>> BEGIN Provided records

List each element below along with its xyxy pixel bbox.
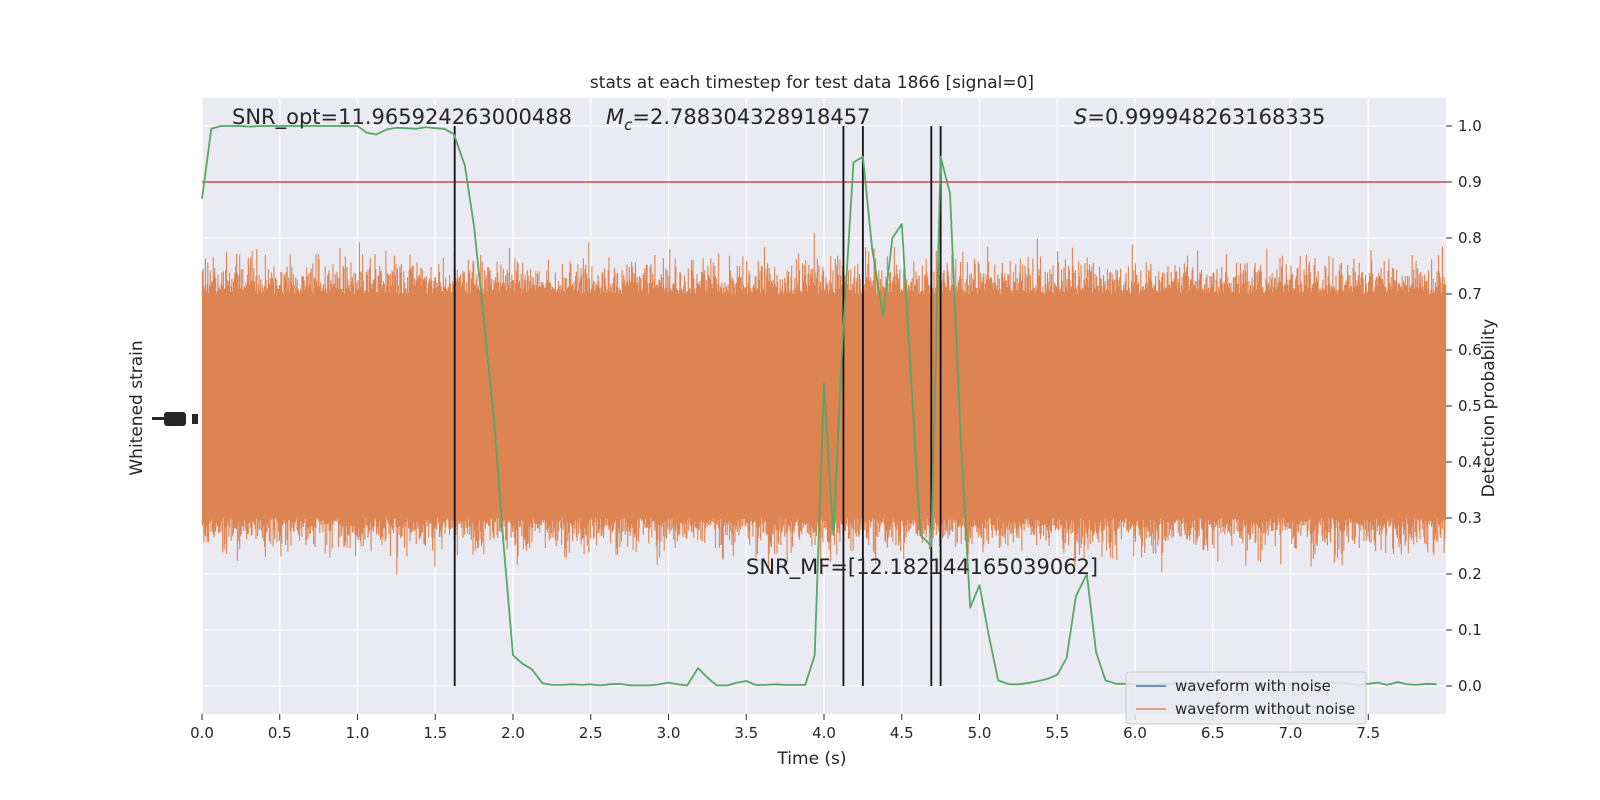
- x-tick-label: 4.5: [890, 724, 914, 742]
- y-tick-label: 0.4: [1458, 453, 1482, 471]
- x-tick-label: 7.0: [1279, 724, 1303, 742]
- x-tick-label: 1.5: [423, 724, 447, 742]
- x-axis-ticks: 0.0 0.5 1.0 1.5 2.0 2.5 3.0 3.5 4.0 4.5 5.0 5.5 6.0 6…: [190, 714, 1380, 742]
- y-tick-label: 0.1: [1458, 621, 1482, 639]
- chirp-mass-value: =2.788304328918457: [632, 105, 870, 129]
- left-axis-overlapping-ticks: [152, 412, 198, 426]
- y-axis-left-label: Whitened strain: [127, 340, 147, 475]
- left-tick-blob: [152, 417, 166, 420]
- legend-label-noise: waveform with noise: [1175, 677, 1331, 695]
- s-symbol: S: [1074, 105, 1087, 129]
- x-tick-label: 3.0: [657, 724, 681, 742]
- x-tick-label: 2.0: [501, 724, 525, 742]
- vertical-markers: [453, 126, 942, 686]
- y-tick-label: 1.0: [1458, 117, 1482, 135]
- noise-waveform-trace: [201, 233, 1447, 575]
- x-tick-label: 6.0: [1123, 724, 1147, 742]
- x-tick-label: 1.0: [346, 724, 370, 742]
- y-tick-label: 0.6: [1458, 341, 1482, 359]
- chart-title: stats at each timestep for test data 186…: [590, 73, 1034, 93]
- s-value: =0.999948263168335: [1087, 105, 1325, 129]
- y-tick-label: 0.7: [1458, 285, 1482, 303]
- snr-mf-annotation: SNR_MF=[12.182144165039062]: [746, 555, 1098, 580]
- snr-opt-annotation: SNR_opt=11.965924263000488: [232, 105, 572, 130]
- x-tick-label: 4.0: [812, 724, 836, 742]
- y-tick-label: 0.0: [1458, 677, 1482, 695]
- x-tick-label: 0.5: [268, 724, 292, 742]
- chirp-mass-subscript: c: [624, 116, 633, 134]
- x-tick-label: 5.0: [968, 724, 992, 742]
- left-tick-blob: [192, 414, 198, 424]
- y-tick-label: 0.8: [1458, 229, 1482, 247]
- x-tick-label: 3.5: [734, 724, 758, 742]
- legend: waveform with noise waveform without noi…: [1125, 671, 1367, 725]
- legend-label-clean: waveform without noise: [1175, 700, 1355, 718]
- x-tick-label: 6.5: [1201, 724, 1225, 742]
- chirp-mass-symbol: M: [606, 105, 624, 129]
- y-tick-label: 0.3: [1458, 509, 1482, 527]
- y-axis-right-label: Detection probability: [1479, 319, 1499, 498]
- y-tick-label: 0.2: [1458, 565, 1482, 583]
- chirp-mass-annotation: Mc=2.788304328918457: [606, 105, 870, 134]
- x-axis-label: Time (s): [776, 749, 846, 769]
- left-tick-blob: [164, 412, 186, 426]
- y-tick-label: 0.5: [1458, 397, 1482, 415]
- legend-box: [1125, 671, 1367, 725]
- x-tick-label: 2.5: [579, 724, 603, 742]
- y-tick-label: 0.9: [1458, 173, 1482, 191]
- x-tick-label: 7.5: [1356, 724, 1380, 742]
- s-annotation: S=0.999948263168335: [1074, 105, 1325, 129]
- y-axis-right-ticks: 0.0 0.1 0.2 0.3 0.4 0.5 0.6 0.7 0.8 0.9 1.0: [1446, 117, 1482, 695]
- x-tick-label: 0.0: [190, 724, 214, 742]
- x-tick-label: 5.5: [1045, 724, 1069, 742]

>> END Provided records

Copy the entry above word for word, omitting the picture.

List each element below along with its xyxy pixel bbox.
- x-tick-label: 4.5: [890, 724, 914, 742]
- y-tick-label: 0.4: [1458, 453, 1482, 471]
- x-tick-label: 7.0: [1279, 724, 1303, 742]
- x-tick-label: 1.5: [423, 724, 447, 742]
- x-axis-ticks: 0.0 0.5 1.0 1.5 2.0 2.5 3.0 3.5 4.0 4.5 5.0 5.5 6.0 6…: [190, 714, 1380, 742]
- y-tick-label: 0.1: [1458, 621, 1482, 639]
- chirp-mass-value: =2.788304328918457: [632, 105, 870, 129]
- left-axis-overlapping-ticks: [152, 412, 198, 426]
- y-axis-left-label: Whitened strain: [127, 340, 147, 475]
- left-tick-blob: [152, 417, 166, 420]
- legend-label-noise: waveform with noise: [1175, 677, 1331, 695]
- s-symbol: S: [1074, 105, 1087, 129]
- x-tick-label: 3.0: [657, 724, 681, 742]
- x-tick-label: 2.0: [501, 724, 525, 742]
- vertical-markers: [453, 126, 942, 686]
- y-tick-label: 1.0: [1458, 117, 1482, 135]
- noise-waveform-trace: [201, 233, 1447, 575]
- x-tick-label: 6.0: [1123, 724, 1147, 742]
- x-tick-label: 1.0: [346, 724, 370, 742]
- y-tick-label: 0.6: [1458, 341, 1482, 359]
- chart-title: stats at each timestep for test data 186…: [590, 73, 1034, 93]
- s-value: =0.999948263168335: [1087, 105, 1325, 129]
- y-tick-label: 0.7: [1458, 285, 1482, 303]
- snr-mf-annotation: SNR_MF=[12.182144165039062]: [746, 555, 1098, 580]
- snr-opt-annotation: SNR_opt=11.965924263000488: [232, 105, 572, 130]
- x-tick-label: 4.0: [812, 724, 836, 742]
- y-tick-label: 0.0: [1458, 677, 1482, 695]
- x-tick-label: 0.5: [268, 724, 292, 742]
- chirp-mass-subscript: c: [624, 116, 633, 134]
- x-tick-label: 5.0: [968, 724, 992, 742]
- left-tick-blob: [192, 414, 198, 424]
- y-tick-label: 0.8: [1458, 229, 1482, 247]
- x-tick-label: 3.5: [734, 724, 758, 742]
- legend: waveform with noise waveform without noi…: [1125, 671, 1367, 725]
- legend-label-clean: waveform without noise: [1175, 700, 1355, 718]
- x-tick-label: 6.5: [1201, 724, 1225, 742]
- chirp-mass-symbol: M: [606, 105, 624, 129]
- y-tick-label: 0.3: [1458, 509, 1482, 527]
- y-axis-right-label: Detection probability: [1479, 319, 1499, 498]
- y-tick-label: 0.2: [1458, 565, 1482, 583]
- chirp-mass-annotation: Mc=2.788304328918457: [606, 105, 870, 134]
- x-axis-label: Time (s): [776, 749, 846, 769]
- left-tick-blob: [164, 412, 186, 426]
- y-tick-label: 0.5: [1458, 397, 1482, 415]
- legend-box: [1125, 671, 1367, 725]
- x-tick-label: 2.5: [579, 724, 603, 742]
- y-tick-label: 0.9: [1458, 173, 1482, 191]
- x-tick-label: 7.5: [1356, 724, 1380, 742]
- s-annotation: S=0.999948263168335: [1074, 105, 1325, 129]
- y-axis-right-ticks: 0.0 0.1 0.2 0.3 0.4 0.5 0.6 0.7 0.8 0.9 1.0: [1446, 117, 1482, 695]
- x-tick-label: 0.0: [190, 724, 214, 742]
- x-tick-label: 5.5: [1045, 724, 1069, 742]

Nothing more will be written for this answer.